* [GIVEN PROBLEM]: Copy every line of the items below word for word, leaving out the pictures.

* [INPUT ROWS]:
^^^^^^^^
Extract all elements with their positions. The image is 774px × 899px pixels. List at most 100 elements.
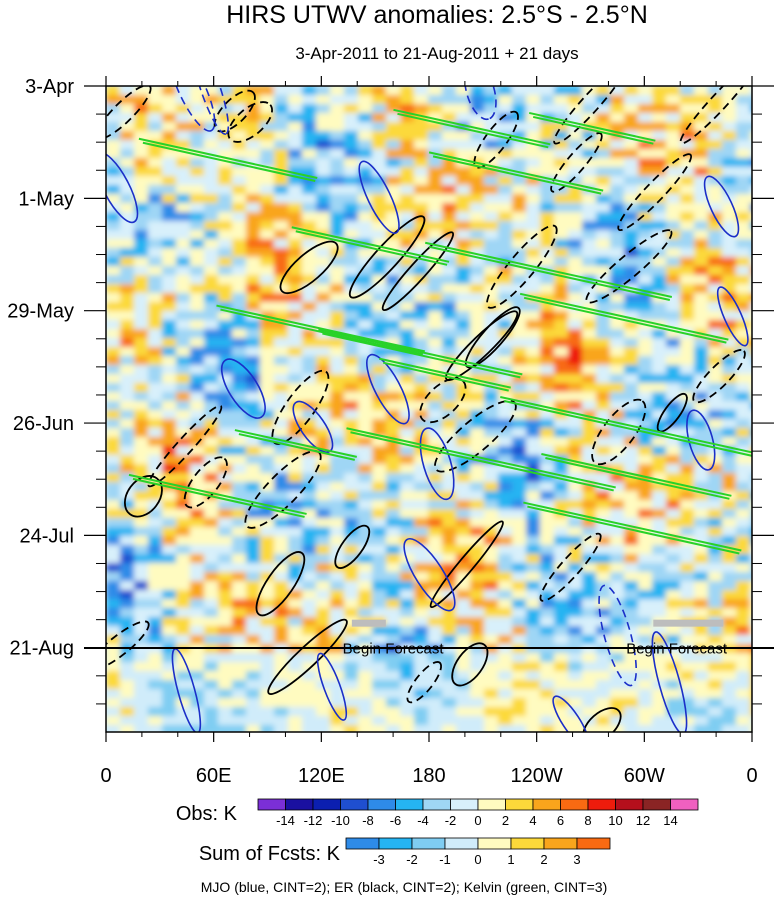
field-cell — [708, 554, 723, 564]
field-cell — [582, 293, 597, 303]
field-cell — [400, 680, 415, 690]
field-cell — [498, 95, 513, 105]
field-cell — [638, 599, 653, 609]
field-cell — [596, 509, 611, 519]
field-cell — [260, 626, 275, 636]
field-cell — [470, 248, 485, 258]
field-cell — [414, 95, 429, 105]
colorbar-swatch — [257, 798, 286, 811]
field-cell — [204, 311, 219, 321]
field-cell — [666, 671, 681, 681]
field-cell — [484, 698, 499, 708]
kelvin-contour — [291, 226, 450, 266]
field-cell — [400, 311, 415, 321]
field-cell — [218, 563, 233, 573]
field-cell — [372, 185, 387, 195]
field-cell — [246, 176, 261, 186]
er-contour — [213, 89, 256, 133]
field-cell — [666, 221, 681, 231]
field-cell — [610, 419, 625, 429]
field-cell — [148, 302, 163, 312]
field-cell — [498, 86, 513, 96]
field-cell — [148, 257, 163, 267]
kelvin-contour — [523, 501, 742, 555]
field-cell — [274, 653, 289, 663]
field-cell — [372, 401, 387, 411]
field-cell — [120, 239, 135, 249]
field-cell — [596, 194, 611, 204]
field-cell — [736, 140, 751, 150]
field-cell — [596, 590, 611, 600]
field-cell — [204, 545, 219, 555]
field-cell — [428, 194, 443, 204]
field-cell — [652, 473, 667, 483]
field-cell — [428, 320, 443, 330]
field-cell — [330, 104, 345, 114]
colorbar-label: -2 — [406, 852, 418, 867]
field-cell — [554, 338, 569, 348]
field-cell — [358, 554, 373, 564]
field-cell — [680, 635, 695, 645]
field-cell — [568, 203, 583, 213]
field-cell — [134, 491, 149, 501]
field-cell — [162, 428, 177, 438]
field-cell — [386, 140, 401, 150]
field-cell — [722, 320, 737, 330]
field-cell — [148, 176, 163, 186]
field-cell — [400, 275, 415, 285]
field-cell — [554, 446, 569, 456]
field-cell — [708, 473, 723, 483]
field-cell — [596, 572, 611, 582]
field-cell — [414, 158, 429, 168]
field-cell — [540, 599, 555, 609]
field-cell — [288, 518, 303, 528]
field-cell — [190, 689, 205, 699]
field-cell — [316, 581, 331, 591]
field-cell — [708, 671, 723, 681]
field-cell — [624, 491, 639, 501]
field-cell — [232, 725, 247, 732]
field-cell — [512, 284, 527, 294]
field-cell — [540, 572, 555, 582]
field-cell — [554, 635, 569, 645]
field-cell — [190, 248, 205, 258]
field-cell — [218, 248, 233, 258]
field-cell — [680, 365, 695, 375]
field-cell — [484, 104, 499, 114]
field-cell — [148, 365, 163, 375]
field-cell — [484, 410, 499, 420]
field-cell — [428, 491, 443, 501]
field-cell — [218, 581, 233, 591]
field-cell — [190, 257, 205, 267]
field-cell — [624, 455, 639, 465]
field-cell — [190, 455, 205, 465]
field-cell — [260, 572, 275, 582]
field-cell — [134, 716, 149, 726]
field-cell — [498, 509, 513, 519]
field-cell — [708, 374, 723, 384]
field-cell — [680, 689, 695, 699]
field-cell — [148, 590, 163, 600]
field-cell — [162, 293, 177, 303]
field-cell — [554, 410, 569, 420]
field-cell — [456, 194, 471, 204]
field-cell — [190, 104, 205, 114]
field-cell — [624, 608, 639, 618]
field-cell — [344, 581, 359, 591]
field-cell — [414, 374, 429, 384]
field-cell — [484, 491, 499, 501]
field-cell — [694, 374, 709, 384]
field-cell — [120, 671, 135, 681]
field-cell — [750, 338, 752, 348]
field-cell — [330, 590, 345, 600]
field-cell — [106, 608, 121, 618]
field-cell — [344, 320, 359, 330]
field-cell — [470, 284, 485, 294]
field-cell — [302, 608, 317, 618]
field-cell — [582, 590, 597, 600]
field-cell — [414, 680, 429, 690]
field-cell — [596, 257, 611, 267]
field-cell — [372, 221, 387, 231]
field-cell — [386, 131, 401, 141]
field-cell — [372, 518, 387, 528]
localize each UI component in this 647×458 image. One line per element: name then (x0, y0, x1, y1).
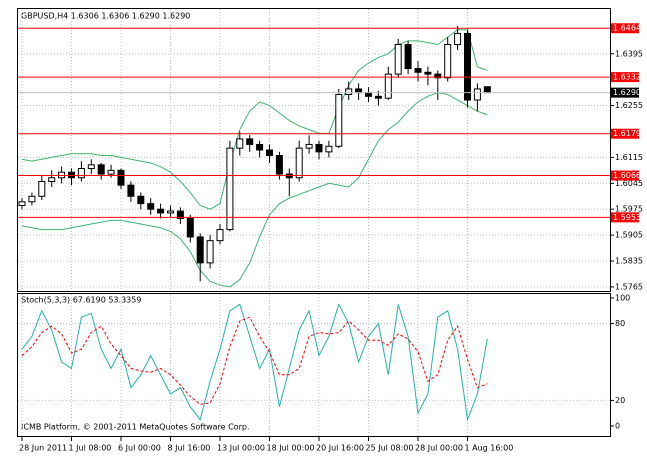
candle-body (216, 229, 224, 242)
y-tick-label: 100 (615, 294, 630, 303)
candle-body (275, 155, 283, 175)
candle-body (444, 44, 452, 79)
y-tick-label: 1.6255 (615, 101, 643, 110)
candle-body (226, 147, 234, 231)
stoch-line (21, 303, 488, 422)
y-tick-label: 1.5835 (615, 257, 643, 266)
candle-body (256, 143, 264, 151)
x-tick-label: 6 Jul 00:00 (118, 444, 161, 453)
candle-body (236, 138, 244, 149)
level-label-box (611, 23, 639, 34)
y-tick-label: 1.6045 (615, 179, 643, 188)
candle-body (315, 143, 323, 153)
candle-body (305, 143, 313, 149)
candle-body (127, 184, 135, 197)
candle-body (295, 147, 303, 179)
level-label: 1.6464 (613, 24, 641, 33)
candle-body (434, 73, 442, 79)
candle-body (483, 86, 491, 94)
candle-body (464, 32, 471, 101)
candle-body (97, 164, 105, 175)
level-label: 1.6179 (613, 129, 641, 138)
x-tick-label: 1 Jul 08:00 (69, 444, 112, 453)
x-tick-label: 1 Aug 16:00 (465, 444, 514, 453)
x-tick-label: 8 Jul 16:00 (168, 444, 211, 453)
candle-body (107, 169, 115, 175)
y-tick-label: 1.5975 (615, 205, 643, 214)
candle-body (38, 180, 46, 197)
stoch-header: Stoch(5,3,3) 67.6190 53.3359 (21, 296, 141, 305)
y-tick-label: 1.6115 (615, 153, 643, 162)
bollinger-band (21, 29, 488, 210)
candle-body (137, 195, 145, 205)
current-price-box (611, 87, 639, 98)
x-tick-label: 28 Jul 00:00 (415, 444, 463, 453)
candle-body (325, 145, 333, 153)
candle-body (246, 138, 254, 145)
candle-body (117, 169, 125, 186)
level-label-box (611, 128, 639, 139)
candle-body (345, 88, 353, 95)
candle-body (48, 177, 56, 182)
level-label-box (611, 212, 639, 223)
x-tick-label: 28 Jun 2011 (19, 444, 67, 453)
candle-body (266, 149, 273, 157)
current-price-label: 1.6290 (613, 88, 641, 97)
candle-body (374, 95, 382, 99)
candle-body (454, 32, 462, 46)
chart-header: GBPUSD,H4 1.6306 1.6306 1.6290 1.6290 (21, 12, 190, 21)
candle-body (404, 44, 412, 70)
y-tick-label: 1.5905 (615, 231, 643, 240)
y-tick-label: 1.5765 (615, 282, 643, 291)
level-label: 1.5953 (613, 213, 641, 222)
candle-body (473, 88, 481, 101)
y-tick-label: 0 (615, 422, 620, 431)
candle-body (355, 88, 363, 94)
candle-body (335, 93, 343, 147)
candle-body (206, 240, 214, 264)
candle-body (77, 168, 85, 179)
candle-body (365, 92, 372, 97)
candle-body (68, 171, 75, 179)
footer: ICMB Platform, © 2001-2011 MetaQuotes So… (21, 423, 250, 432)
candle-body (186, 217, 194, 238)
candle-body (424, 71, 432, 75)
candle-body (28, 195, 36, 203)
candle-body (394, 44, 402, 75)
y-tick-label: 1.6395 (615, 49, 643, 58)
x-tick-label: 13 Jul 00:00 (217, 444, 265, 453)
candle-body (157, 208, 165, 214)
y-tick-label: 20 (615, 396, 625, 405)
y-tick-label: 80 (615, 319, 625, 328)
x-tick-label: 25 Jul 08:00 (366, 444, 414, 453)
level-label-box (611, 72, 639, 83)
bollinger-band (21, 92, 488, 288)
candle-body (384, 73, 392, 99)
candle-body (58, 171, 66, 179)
^^^^^^^^
* [WRITTEN RESPONSE]:
Extract all elements with their positions. The image is 774px × 899px pixels. List at most 100 elements.
field-cell — [708, 554, 723, 564]
field-cell — [582, 293, 597, 303]
field-cell — [400, 680, 415, 690]
field-cell — [498, 95, 513, 105]
field-cell — [638, 599, 653, 609]
field-cell — [596, 509, 611, 519]
field-cell — [260, 626, 275, 636]
field-cell — [470, 248, 485, 258]
field-cell — [414, 95, 429, 105]
colorbar-swatch — [257, 798, 286, 811]
field-cell — [204, 311, 219, 321]
field-cell — [666, 671, 681, 681]
field-cell — [484, 698, 499, 708]
kelvin-contour — [291, 226, 450, 266]
field-cell — [400, 311, 415, 321]
field-cell — [218, 563, 233, 573]
field-cell — [372, 185, 387, 195]
field-cell — [246, 176, 261, 186]
er-contour — [213, 89, 256, 133]
field-cell — [666, 221, 681, 231]
field-cell — [610, 419, 625, 429]
field-cell — [148, 302, 163, 312]
field-cell — [498, 86, 513, 96]
field-cell — [148, 257, 163, 267]
kelvin-contour — [523, 501, 742, 555]
field-cell — [274, 653, 289, 663]
field-cell — [372, 401, 387, 411]
field-cell — [120, 239, 135, 249]
field-cell — [596, 194, 611, 204]
field-cell — [736, 140, 751, 150]
field-cell — [596, 590, 611, 600]
field-cell — [204, 545, 219, 555]
field-cell — [428, 194, 443, 204]
field-cell — [652, 473, 667, 483]
field-cell — [428, 320, 443, 330]
field-cell — [330, 104, 345, 114]
colorbar-label: -2 — [406, 852, 418, 867]
field-cell — [554, 338, 569, 348]
field-cell — [358, 554, 373, 564]
field-cell — [680, 635, 695, 645]
field-cell — [568, 203, 583, 213]
field-cell — [134, 491, 149, 501]
field-cell — [162, 428, 177, 438]
field-cell — [386, 140, 401, 150]
field-cell — [722, 320, 737, 330]
field-cell — [148, 176, 163, 186]
field-cell — [400, 275, 415, 285]
field-cell — [554, 446, 569, 456]
field-cell — [708, 473, 723, 483]
field-cell — [596, 572, 611, 582]
field-cell — [414, 158, 429, 168]
field-cell — [540, 599, 555, 609]
field-cell — [288, 518, 303, 528]
field-cell — [190, 689, 205, 699]
field-cell — [316, 581, 331, 591]
field-cell — [708, 671, 723, 681]
field-cell — [624, 491, 639, 501]
field-cell — [232, 725, 247, 732]
field-cell — [512, 284, 527, 294]
field-cell — [540, 572, 555, 582]
field-cell — [554, 635, 569, 645]
field-cell — [190, 248, 205, 258]
field-cell — [218, 248, 233, 258]
field-cell — [680, 365, 695, 375]
field-cell — [484, 104, 499, 114]
field-cell — [148, 365, 163, 375]
field-cell — [484, 410, 499, 420]
field-cell — [428, 491, 443, 501]
field-cell — [218, 581, 233, 591]
field-cell — [190, 257, 205, 267]
field-cell — [624, 455, 639, 465]
field-cell — [190, 455, 205, 465]
field-cell — [260, 572, 275, 582]
field-cell — [134, 716, 149, 726]
field-cell — [498, 509, 513, 519]
field-cell — [708, 374, 723, 384]
field-cell — [680, 689, 695, 699]
field-cell — [148, 590, 163, 600]
field-cell — [162, 293, 177, 303]
field-cell — [554, 410, 569, 420]
field-cell — [456, 194, 471, 204]
field-cell — [190, 104, 205, 114]
field-cell — [624, 608, 639, 618]
field-cell — [344, 581, 359, 591]
field-cell — [414, 374, 429, 384]
field-cell — [484, 491, 499, 501]
field-cell — [694, 374, 709, 384]
field-cell — [120, 671, 135, 681]
field-cell — [750, 338, 752, 348]
field-cell — [330, 590, 345, 600]
field-cell — [106, 608, 121, 618]
field-cell — [344, 320, 359, 330]
field-cell — [470, 284, 485, 294]
field-cell — [302, 608, 317, 618]
field-cell — [582, 590, 597, 600]
field-cell — [414, 680, 429, 690]
field-cell — [596, 257, 611, 267]
field-cell — [372, 221, 387, 231]
field-cell — [386, 131, 401, 141]
field-cell — [372, 518, 387, 528]
localize each UI component in this 647×458 image. One line per element: name then (x0, y0, x1, y1).
candle-body (216, 229, 224, 242)
y-tick-label: 100 (615, 294, 630, 303)
candle-body (275, 155, 283, 175)
candle-body (444, 44, 452, 79)
y-tick-label: 1.6255 (615, 101, 643, 110)
candle-body (226, 147, 234, 231)
stoch-line (21, 303, 488, 422)
y-tick-label: 1.5835 (615, 257, 643, 266)
candle-body (256, 143, 264, 151)
x-tick-label: 6 Jul 00:00 (118, 444, 161, 453)
candle-body (236, 138, 244, 149)
level-label-box (611, 23, 639, 34)
y-tick-label: 1.6045 (615, 179, 643, 188)
candle-body (315, 143, 323, 153)
candle-body (305, 143, 313, 149)
candle-body (127, 184, 135, 197)
candle-body (295, 147, 303, 179)
level-label: 1.6464 (613, 24, 641, 33)
candle-body (434, 73, 442, 79)
candle-body (483, 86, 491, 94)
candle-body (464, 32, 471, 101)
candle-body (97, 164, 105, 175)
level-label: 1.6179 (613, 129, 641, 138)
x-tick-label: 1 Jul 08:00 (69, 444, 112, 453)
x-tick-label: 1 Aug 16:00 (465, 444, 514, 453)
x-tick-label: 8 Jul 16:00 (168, 444, 211, 453)
candle-body (107, 169, 115, 175)
y-tick-label: 1.5975 (615, 205, 643, 214)
candle-body (38, 180, 46, 197)
stoch-header: Stoch(5,3,3) 67.6190 53.3359 (21, 296, 141, 305)
y-tick-label: 1.6115 (615, 153, 643, 162)
bollinger-band (21, 29, 488, 210)
candle-body (137, 195, 145, 205)
current-price-box (611, 87, 639, 98)
x-tick-label: 28 Jul 00:00 (415, 444, 463, 453)
candle-body (325, 145, 333, 153)
candle-body (246, 138, 254, 145)
candle-body (117, 169, 125, 186)
level-label-box (611, 128, 639, 139)
candle-body (345, 88, 353, 95)
candle-body (48, 177, 56, 182)
level-label-box (611, 212, 639, 223)
x-tick-label: 28 Jun 2011 (19, 444, 67, 453)
candle-body (266, 149, 273, 157)
current-price-label: 1.6290 (613, 88, 641, 97)
candle-body (374, 95, 382, 99)
candle-body (454, 32, 462, 46)
chart-header: GBPUSD,H4 1.6306 1.6306 1.6290 1.6290 (21, 12, 190, 21)
candle-body (404, 44, 412, 70)
y-tick-label: 1.5905 (615, 231, 643, 240)
y-tick-label: 1.5765 (615, 282, 643, 291)
level-label: 1.5953 (613, 213, 641, 222)
candle-body (473, 88, 481, 101)
y-tick-label: 0 (615, 422, 620, 431)
candle-body (355, 88, 363, 94)
candle-body (335, 93, 343, 147)
candle-body (206, 240, 214, 264)
candle-body (77, 168, 85, 179)
candle-body (365, 92, 372, 97)
candle-body (68, 171, 75, 179)
footer: ICMB Platform, © 2001-2011 MetaQuotes So… (21, 423, 250, 432)
candle-body (186, 217, 194, 238)
candle-body (424, 71, 432, 75)
candle-body (28, 195, 36, 203)
candle-body (394, 44, 402, 75)
y-tick-label: 1.6395 (615, 49, 643, 58)
x-tick-label: 13 Jul 00:00 (217, 444, 265, 453)
candle-body (157, 208, 165, 214)
y-tick-label: 20 (615, 396, 625, 405)
y-tick-label: 80 (615, 319, 625, 328)
x-tick-label: 25 Jul 08:00 (366, 444, 414, 453)
level-label-box (611, 72, 639, 83)
bollinger-band (21, 92, 488, 288)
candle-body (384, 73, 392, 99)
candle-body (58, 171, 66, 179)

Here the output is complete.